Supplied text:
- - - - -

We are currently undertaking a large slate of growth projects, including projects that will help address the need for reliable natural gas solutions to support our plant and data center growth plans, as well as the growing international demand for natural gas liquids. As a result, project execution remains one of our top priorities for 2026, and we will continue to place a significant amount of focus on completing projects safely, on time, and on budget. We also continue to see new growth opportunities across all aspects of our business and are extremely well positioned to help meet the substantial growth in demand for energy resources over the next several years.
Given our extensive backlog of potential growth projects, we continue to be extremely focused on capital discipline and will continue to target projects that are expected to generate the highest returns while balancing project risk. We continue to target a long-term annual distribution growth rate of 3% to 5%. We also expect to maintain our leverage target of 4.0x to 4.5x EBITDA during this period of meaningful investment opportunities. In summary, our extensive asset base and diverse product offerings are allowing us to deploy capital across our footprint. With several major growth projects coming online over the next several years, we continue to have great visibility into our ability to grow our franchise for many years to come.
This concludes our prepared remarks. Operator, please open the line for our first question.
Operator: We will now begin the question and answer session. To ask a question, you may press star then one on your telephone keypad. If you are using a speakerphone, please pick up your handset before pressing the keys. If at any time your question has been addressed and you would like to withdraw your question, please press star then two. At this time, we will pause momentarily. The first question comes from Theresa Chen with Barclays. Please go ahead. Good morning.

- - - - -

Records supplied:
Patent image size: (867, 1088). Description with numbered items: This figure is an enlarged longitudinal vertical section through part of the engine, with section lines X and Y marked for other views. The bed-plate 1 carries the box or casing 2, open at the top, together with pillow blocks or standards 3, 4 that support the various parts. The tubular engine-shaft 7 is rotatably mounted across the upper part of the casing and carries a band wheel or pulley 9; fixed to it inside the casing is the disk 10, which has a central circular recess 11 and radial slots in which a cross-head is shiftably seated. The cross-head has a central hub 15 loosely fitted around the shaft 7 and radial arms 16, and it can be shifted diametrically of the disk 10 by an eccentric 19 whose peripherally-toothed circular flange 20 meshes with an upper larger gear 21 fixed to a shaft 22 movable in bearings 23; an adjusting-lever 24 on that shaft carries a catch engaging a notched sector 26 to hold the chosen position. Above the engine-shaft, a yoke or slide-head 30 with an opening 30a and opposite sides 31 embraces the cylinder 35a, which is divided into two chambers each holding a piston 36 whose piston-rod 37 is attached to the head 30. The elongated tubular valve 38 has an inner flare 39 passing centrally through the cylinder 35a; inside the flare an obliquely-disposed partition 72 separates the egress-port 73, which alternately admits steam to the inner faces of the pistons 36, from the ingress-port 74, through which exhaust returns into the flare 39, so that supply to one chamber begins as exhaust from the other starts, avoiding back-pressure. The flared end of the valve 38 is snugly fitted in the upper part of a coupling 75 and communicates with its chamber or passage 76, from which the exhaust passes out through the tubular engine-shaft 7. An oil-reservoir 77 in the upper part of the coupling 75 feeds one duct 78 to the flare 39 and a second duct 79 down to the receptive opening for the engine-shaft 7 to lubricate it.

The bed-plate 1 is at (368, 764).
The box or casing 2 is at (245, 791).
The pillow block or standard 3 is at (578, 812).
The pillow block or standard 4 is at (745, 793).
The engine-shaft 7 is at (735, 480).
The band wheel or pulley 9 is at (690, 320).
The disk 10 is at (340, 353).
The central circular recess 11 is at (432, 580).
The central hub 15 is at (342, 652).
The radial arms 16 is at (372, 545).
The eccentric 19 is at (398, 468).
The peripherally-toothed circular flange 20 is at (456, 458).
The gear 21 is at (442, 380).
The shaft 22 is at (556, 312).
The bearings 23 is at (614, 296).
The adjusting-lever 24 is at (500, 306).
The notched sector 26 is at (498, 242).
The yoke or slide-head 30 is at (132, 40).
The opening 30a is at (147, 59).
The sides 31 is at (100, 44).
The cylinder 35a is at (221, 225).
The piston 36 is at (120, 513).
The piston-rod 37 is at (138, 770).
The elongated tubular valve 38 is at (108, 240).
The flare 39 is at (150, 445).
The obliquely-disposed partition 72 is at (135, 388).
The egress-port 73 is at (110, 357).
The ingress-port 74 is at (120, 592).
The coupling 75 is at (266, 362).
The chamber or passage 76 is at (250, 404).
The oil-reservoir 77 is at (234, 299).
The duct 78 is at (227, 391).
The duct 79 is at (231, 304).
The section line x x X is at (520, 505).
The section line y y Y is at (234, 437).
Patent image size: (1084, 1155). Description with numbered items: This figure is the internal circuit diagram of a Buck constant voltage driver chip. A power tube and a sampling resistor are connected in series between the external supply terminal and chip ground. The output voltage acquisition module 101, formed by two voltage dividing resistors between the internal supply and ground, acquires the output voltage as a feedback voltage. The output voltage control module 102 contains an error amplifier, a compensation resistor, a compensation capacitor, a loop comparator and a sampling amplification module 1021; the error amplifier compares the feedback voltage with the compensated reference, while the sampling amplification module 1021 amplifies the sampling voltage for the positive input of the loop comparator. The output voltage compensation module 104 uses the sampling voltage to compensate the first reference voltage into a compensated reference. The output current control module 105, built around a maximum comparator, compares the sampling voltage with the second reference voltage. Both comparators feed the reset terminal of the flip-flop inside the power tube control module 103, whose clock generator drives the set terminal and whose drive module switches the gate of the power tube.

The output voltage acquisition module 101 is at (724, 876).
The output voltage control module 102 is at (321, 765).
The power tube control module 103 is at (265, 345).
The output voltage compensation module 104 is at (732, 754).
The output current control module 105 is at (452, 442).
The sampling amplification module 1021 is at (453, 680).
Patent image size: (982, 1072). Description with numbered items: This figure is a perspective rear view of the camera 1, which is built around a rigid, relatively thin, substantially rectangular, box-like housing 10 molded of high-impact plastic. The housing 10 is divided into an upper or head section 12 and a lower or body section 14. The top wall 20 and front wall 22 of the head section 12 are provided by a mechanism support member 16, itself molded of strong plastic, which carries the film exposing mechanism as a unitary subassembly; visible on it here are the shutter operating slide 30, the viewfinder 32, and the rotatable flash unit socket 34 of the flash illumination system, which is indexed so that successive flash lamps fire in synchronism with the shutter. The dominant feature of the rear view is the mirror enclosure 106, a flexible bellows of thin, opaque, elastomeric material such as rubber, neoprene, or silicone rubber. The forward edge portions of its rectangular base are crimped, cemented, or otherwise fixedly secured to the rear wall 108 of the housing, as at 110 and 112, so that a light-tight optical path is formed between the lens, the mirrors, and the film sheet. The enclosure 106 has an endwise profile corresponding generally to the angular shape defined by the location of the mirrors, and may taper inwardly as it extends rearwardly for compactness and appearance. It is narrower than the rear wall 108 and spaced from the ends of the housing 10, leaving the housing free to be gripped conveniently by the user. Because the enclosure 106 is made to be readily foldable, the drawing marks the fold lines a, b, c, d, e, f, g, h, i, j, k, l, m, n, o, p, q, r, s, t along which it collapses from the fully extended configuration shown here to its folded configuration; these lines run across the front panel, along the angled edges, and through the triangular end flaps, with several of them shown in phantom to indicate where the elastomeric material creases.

- - - - -

Short exercise 1: What long-term annual distribution growth rate does the earnings call excerpt say is being targeted?
Short exercise 2: Rewrite the earnings call excerpt, beginning at the words "This concludes our" and stopping after "ahead. Good morning.". Swap "handset" for "receiver".

Full response 1: 3% to 5%.

Full response 2:
This concludes our prepared remarks. Operator, please open the line for our first question.
Operator: We will now begin the question and answer session. To ask a question, you may press star then one on your telephone keypad. If you are using a speakerphone, please pick up your receiver before pressing the keys. If at any time your question has been addressed and you would like to withdraw your question, please press star then two. At this time, we will pause momentarily. The first question comes from Theresa Chen with Barclays. Please go ahead. Good morning.